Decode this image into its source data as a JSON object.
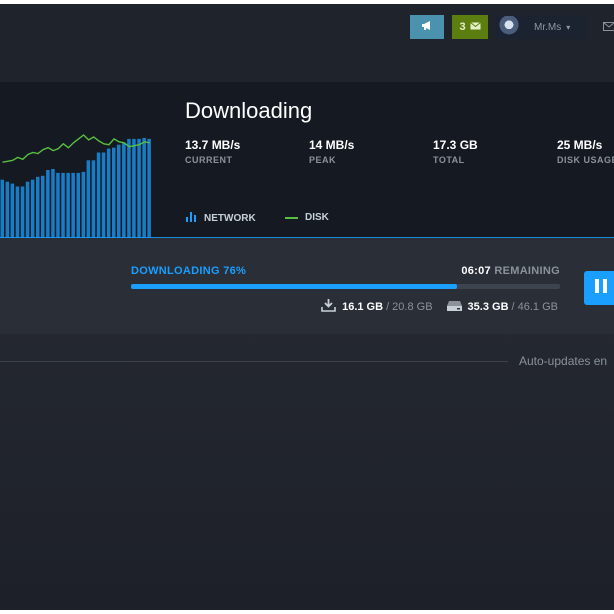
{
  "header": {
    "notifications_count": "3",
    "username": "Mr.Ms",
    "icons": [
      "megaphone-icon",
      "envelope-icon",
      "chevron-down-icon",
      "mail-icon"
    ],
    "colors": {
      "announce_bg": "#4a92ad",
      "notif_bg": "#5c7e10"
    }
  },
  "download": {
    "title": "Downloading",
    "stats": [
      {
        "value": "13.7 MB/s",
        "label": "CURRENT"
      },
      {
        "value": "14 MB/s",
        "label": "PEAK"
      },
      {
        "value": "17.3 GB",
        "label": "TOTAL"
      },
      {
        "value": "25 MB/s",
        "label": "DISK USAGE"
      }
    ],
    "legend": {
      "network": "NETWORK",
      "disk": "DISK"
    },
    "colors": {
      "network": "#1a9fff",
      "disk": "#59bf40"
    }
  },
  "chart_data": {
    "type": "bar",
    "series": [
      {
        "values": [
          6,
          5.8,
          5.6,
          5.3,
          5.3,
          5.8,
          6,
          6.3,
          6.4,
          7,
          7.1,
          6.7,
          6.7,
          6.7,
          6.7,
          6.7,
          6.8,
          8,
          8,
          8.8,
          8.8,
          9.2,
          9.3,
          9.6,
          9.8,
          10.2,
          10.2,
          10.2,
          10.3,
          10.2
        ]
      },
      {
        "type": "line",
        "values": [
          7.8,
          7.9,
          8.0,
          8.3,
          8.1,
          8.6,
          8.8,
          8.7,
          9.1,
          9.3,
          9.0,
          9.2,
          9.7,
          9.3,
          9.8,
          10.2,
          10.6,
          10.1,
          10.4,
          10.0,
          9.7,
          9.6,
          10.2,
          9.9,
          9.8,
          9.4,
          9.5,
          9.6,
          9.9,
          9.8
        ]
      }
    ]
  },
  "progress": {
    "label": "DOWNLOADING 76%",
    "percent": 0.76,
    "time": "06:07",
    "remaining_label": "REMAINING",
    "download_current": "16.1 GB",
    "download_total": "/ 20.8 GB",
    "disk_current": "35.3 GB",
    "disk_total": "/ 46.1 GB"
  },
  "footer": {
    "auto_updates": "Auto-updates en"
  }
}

* * *

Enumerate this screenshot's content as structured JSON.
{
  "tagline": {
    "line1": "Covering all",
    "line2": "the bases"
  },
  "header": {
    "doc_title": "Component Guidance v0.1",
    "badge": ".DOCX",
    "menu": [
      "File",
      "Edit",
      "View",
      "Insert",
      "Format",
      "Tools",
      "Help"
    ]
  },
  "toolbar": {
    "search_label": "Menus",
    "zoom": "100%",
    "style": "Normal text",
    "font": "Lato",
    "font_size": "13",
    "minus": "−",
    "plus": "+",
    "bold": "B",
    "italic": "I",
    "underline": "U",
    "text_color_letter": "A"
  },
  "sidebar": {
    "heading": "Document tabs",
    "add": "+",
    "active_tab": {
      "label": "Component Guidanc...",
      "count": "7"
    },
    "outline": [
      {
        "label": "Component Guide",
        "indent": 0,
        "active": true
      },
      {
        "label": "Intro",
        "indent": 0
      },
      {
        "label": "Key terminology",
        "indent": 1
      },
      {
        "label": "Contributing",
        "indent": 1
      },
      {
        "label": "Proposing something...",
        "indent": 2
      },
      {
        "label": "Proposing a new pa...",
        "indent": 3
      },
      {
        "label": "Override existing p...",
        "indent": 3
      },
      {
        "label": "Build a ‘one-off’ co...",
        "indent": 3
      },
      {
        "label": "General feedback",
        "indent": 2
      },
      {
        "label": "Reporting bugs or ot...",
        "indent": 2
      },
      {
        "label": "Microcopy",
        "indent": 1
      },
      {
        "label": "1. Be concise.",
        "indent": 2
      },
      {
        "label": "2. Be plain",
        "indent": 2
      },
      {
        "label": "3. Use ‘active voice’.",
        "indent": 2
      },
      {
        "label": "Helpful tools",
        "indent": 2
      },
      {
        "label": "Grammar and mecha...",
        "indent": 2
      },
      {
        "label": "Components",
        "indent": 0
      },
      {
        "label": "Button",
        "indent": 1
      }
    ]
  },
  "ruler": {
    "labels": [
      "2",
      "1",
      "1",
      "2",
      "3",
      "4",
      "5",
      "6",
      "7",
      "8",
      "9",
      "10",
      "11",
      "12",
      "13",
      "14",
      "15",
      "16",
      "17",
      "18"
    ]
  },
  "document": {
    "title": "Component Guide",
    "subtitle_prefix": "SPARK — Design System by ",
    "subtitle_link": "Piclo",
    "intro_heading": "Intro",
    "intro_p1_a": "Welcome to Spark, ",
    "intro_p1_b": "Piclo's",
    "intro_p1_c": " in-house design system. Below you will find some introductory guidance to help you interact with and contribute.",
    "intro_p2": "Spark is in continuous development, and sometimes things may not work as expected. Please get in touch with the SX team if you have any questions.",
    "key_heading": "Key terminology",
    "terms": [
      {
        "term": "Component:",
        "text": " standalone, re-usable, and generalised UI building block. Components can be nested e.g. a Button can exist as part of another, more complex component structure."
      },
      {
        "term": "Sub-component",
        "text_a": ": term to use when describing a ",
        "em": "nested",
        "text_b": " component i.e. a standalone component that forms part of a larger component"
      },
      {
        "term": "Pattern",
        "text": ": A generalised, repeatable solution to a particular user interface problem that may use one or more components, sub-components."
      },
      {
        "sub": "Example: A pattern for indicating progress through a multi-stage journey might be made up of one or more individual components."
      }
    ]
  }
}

SHORT TASK — Which lines include the word "nested"? Copy every one of them.

RESULT OF THIS EXERCISE —
        "text": " standalone, re-usable, and generalised UI building block. Components can be nested e.g. a Button can exist as part of another, more complex component structure."
        "em": "nested",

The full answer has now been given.